___ Text ___

This will be a very small, light, car with no frills. The key word is minimalism. Since many electric cars managed to be built before the computer age my interest in electric power for this project pretty much hinges on being able to forego anything with a chip.

My hope is that some sage person can direct me to sources where one can learn, get advice, tips, etc. and input is greatly appreciated.
It's very scattered across multiple sources I am afraid. There will be no handy guides for that.

What I will offer you though are the following thoughts; you have to figure how to control your electrical power. Pre-ICE EVs often had DC motors with several windings. By switching in more of the windings you got more power.

Effectively there were several motors in one housing, if you like, and to get more power you turn more motors on. As no-one would make such DC motors any more for EV level powers, maybe one way is to think about how you might parallel up a series of separate DC motors, and do similarly to those early machines.

You can get e-bike motors up to 3kW.

___

Work to do >>
[1] Please write out everything in the electric car text from "My hope is that" down to "got more power.".
[2] According to the electric car text, how did pre-ICE EVs with multi-winding DC motors get more power?

___ Data excerpt ___

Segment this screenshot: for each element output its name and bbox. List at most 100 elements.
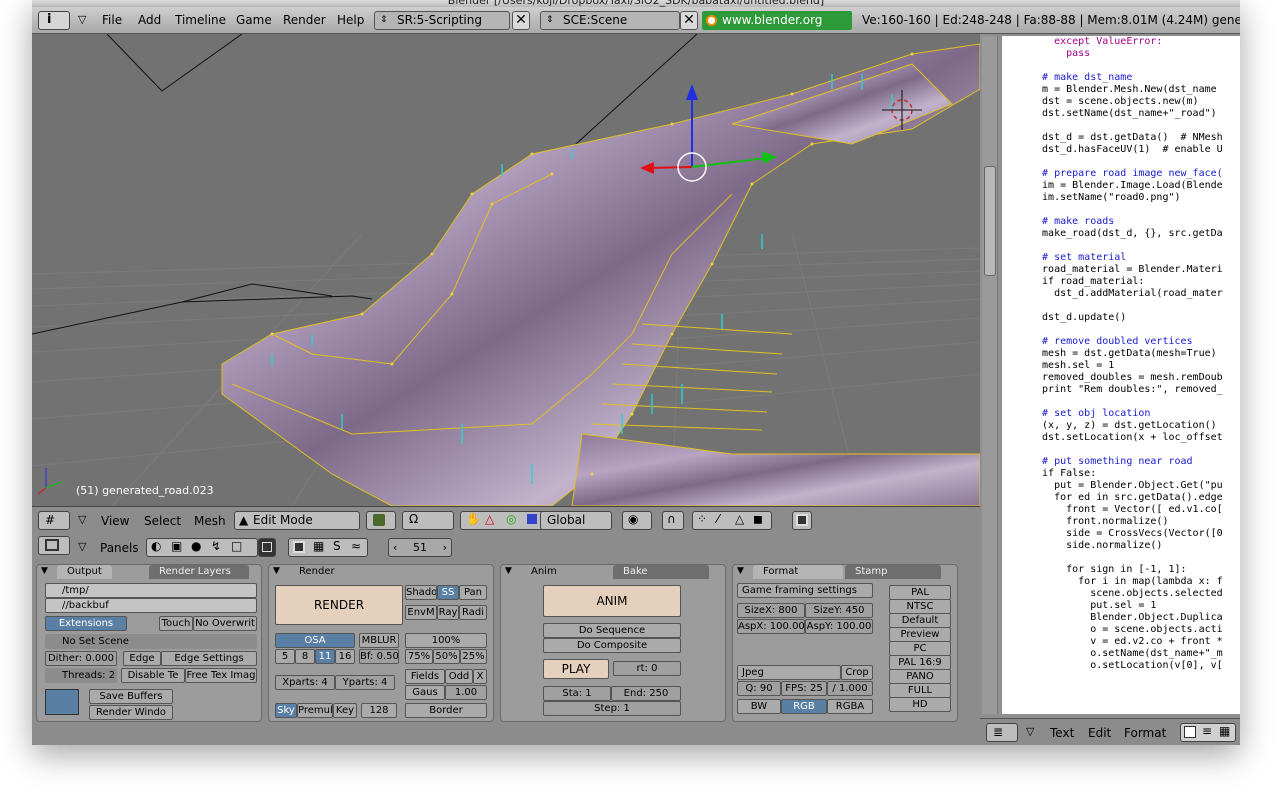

___

Response list >>
[1]
My hope is that some sage person can direct me to sources where one can learn, get advice, tips, etc. and input is greatly appreciated.
It's very scattered across multiple sources I am afraid. There will be no handy guides for that.

What I will offer you though are the following thoughts; you have to figure how to control your electrical power. Pre-ICE EVs often had DC motors with several windings. By switching in more of the windings you got more power.

[2] By switching in more of the windings.